------ SUPPLIED RECORDS

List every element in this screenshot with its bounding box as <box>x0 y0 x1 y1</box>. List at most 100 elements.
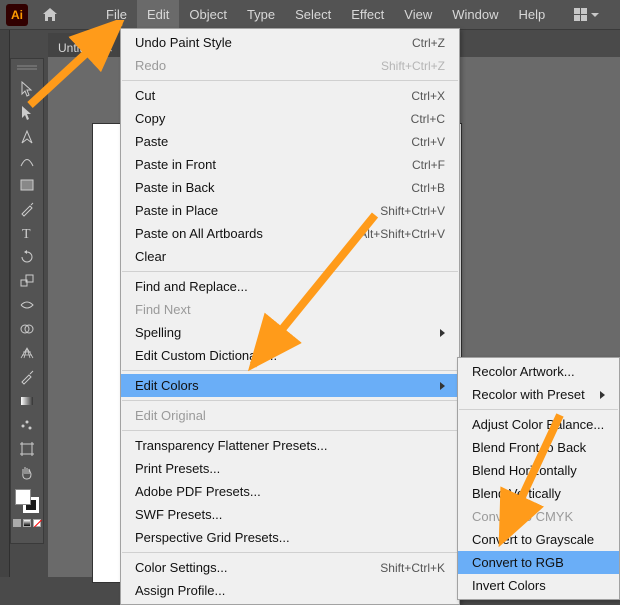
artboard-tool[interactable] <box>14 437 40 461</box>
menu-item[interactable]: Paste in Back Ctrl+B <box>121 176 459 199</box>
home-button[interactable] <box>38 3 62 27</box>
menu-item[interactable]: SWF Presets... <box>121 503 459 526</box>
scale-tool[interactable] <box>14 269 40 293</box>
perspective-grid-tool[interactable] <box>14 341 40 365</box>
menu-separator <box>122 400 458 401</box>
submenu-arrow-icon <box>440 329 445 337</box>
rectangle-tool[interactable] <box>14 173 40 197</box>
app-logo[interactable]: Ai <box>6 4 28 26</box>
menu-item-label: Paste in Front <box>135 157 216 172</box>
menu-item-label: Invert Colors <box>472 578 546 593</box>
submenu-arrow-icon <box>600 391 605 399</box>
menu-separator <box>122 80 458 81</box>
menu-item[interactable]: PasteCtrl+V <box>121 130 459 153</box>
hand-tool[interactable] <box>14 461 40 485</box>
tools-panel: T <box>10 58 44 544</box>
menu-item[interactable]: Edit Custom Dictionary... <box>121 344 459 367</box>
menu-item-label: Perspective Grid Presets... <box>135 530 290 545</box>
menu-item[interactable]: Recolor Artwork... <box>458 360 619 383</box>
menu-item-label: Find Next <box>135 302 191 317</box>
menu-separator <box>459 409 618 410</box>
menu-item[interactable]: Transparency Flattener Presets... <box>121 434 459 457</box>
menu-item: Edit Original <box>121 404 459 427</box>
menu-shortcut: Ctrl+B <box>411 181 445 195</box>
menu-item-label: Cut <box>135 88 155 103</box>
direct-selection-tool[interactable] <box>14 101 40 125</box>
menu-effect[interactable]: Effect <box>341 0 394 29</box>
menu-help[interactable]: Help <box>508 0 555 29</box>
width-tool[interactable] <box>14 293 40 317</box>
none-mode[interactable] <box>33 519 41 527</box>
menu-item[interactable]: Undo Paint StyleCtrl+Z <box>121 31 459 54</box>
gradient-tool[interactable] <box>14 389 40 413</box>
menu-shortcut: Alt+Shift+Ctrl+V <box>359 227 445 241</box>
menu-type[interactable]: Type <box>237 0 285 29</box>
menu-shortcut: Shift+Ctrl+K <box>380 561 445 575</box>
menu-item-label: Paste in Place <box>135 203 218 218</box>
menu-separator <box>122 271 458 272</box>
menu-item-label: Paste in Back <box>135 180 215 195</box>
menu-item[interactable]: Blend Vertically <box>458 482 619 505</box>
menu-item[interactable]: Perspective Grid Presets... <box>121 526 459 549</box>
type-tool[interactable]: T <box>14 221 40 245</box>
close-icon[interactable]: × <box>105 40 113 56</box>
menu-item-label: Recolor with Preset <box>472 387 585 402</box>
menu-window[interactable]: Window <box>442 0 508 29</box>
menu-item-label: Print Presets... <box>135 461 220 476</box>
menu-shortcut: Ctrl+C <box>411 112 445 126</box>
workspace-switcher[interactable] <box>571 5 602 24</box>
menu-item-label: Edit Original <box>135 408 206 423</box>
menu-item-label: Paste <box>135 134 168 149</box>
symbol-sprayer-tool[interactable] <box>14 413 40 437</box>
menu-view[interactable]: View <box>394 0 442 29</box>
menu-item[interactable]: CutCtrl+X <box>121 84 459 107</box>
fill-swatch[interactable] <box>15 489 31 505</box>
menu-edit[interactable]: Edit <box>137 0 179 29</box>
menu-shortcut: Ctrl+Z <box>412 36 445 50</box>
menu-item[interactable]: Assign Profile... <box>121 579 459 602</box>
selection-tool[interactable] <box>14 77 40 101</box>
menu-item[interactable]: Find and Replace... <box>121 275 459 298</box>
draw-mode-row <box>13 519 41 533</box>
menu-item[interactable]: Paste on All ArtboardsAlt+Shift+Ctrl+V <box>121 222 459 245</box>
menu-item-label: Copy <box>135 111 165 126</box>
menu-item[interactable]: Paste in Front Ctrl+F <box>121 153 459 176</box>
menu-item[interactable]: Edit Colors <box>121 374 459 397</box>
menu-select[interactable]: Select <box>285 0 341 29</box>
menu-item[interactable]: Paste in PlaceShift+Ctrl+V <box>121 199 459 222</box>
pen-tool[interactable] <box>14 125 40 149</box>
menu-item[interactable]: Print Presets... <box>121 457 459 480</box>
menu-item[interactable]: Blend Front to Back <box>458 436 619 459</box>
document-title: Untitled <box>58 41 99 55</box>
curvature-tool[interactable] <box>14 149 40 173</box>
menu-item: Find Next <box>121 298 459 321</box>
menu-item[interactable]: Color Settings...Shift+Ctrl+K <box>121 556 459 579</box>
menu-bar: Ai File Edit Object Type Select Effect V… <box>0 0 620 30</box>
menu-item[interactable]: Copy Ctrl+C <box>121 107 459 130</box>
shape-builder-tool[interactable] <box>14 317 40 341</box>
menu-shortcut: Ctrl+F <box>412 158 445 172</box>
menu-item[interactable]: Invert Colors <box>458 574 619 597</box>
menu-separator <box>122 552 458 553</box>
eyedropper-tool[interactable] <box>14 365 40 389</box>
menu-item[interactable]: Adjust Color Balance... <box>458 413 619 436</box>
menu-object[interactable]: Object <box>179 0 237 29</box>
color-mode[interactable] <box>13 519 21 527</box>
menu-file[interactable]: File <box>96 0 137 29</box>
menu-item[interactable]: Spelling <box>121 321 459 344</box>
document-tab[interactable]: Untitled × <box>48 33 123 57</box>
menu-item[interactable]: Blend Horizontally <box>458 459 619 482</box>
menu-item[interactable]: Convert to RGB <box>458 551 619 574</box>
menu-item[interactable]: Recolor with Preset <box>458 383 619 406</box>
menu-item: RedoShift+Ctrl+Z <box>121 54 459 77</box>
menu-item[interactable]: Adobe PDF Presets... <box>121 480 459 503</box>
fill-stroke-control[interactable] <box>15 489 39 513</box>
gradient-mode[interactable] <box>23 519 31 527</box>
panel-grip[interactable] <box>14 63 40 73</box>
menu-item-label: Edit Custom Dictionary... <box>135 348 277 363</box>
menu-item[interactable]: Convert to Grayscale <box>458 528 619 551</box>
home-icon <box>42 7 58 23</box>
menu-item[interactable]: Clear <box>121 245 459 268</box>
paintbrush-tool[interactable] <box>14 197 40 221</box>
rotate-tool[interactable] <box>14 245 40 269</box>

------------
------ SUPPLIED RECORDS

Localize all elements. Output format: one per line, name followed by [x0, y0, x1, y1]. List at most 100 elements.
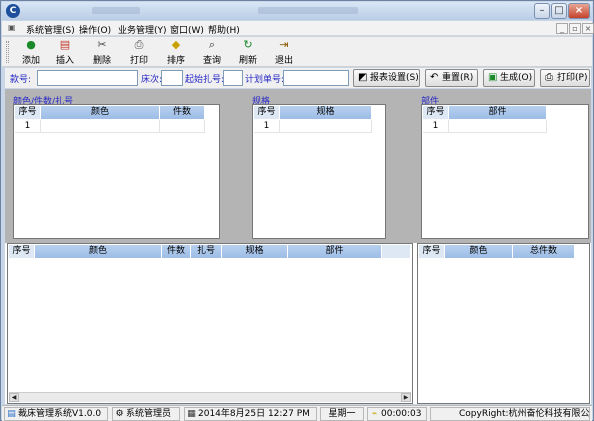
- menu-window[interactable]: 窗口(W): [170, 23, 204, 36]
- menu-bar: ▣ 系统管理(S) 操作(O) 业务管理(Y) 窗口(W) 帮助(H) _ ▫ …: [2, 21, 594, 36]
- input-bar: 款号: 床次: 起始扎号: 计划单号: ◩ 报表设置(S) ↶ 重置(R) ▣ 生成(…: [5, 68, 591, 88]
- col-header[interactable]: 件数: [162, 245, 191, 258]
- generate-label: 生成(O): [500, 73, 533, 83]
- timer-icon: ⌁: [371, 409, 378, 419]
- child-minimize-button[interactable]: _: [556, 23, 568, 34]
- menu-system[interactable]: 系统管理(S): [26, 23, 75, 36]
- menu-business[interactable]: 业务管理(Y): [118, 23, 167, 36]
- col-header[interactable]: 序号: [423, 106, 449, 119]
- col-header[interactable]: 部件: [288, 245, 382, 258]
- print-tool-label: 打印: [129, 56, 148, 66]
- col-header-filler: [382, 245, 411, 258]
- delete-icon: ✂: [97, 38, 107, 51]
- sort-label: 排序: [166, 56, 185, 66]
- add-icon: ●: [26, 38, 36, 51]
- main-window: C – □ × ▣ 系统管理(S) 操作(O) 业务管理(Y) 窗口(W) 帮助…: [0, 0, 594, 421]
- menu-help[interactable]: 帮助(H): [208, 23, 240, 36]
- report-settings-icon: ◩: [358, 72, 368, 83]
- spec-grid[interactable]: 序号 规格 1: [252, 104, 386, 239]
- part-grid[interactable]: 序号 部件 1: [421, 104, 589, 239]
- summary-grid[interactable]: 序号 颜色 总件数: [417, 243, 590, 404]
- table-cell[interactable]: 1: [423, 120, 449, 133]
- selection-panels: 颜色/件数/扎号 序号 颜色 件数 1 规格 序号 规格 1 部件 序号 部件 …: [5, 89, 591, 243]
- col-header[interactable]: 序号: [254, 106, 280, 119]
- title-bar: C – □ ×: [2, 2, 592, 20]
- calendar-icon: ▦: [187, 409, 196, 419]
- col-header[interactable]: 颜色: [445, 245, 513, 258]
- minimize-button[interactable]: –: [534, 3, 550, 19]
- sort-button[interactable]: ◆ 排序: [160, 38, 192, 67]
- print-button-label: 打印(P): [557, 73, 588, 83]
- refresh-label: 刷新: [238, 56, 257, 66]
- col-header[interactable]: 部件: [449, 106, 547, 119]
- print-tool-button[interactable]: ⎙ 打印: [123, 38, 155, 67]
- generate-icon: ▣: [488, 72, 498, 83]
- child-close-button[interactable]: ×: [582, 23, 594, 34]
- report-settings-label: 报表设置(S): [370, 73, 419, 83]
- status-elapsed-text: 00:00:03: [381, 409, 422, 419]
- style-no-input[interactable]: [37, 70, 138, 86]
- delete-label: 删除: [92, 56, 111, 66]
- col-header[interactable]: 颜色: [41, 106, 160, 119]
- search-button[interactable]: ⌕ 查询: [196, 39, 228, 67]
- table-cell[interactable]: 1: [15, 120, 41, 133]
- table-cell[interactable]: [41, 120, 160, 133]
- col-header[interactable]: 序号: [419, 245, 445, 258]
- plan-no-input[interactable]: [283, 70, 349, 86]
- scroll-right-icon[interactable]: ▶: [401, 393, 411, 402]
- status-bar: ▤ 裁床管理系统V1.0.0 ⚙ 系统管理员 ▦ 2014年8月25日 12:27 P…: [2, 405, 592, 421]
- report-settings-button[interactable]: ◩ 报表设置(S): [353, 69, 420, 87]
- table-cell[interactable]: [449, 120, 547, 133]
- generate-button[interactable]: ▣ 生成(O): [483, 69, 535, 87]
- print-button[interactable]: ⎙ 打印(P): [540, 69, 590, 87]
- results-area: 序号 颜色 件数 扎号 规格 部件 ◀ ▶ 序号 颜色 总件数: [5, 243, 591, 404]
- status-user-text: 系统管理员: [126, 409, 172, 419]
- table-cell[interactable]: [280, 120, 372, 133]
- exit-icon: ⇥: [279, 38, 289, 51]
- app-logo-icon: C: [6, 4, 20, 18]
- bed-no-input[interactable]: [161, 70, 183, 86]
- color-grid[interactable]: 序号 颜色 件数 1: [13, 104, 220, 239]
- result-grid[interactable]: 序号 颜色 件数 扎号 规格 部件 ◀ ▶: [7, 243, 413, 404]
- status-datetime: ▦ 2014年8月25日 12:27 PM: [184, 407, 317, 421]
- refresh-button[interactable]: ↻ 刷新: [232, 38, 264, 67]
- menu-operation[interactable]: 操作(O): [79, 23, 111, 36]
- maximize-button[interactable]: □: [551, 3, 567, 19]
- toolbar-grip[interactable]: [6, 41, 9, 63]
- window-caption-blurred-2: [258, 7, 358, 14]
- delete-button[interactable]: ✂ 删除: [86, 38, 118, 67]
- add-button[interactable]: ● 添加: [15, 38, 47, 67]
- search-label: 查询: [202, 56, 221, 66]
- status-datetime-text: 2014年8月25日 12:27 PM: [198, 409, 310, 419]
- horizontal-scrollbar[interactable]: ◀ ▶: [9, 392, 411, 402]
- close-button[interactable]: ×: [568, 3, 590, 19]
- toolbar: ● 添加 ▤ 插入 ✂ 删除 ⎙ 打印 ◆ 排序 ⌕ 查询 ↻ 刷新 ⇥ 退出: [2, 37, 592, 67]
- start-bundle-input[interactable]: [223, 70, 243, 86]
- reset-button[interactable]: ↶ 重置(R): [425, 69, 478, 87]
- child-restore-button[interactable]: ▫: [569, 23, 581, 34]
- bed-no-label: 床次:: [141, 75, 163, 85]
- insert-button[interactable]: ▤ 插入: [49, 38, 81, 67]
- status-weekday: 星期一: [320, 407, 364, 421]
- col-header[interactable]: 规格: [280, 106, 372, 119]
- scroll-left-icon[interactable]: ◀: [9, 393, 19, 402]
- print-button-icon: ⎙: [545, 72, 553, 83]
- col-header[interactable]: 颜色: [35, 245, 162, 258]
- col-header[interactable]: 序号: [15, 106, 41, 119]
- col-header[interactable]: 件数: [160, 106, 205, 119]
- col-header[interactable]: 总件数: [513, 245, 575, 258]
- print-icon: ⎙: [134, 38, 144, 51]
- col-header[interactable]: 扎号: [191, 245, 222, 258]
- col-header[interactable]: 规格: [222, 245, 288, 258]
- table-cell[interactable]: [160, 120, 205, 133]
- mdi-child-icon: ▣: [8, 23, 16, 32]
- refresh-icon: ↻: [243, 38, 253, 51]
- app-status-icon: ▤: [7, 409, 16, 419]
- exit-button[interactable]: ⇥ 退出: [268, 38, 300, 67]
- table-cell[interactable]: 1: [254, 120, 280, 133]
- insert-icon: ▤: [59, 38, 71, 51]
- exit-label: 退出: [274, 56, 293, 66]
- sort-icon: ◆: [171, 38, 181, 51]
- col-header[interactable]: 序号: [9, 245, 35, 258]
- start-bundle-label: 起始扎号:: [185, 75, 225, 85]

------------

◆ **WORK TO BE COMPLETED**
Put the lines from the line containing "- menu-window[interactable]: 窗口(W): [170, 23, 204, 36]" through the line containing "- col-header[interactable]: 件数: [162, 245, 191, 258]", both included, into a JSON list of strings with one string per line. Leave out any blank lines.

◆ **ANSWER**
[
  "- menu-window[interactable]: 窗口(W): [170, 23, 204, 36]",
  "- menu-bar: ▣ 系统管理(S) 操作(O) 业务管理(Y) 窗口(W) 帮助(H) _ ▫ …: [2, 21, 594, 36]",
  "- input-bar: 款号: 床次: 起始扎号: 计划单号: ◩ 报表设置(S) ↶ 重置(R) ▣ 生成(…: [5, 68, 591, 88]",
  "- col-header[interactable]: 件数: [162, 245, 191, 258]"
]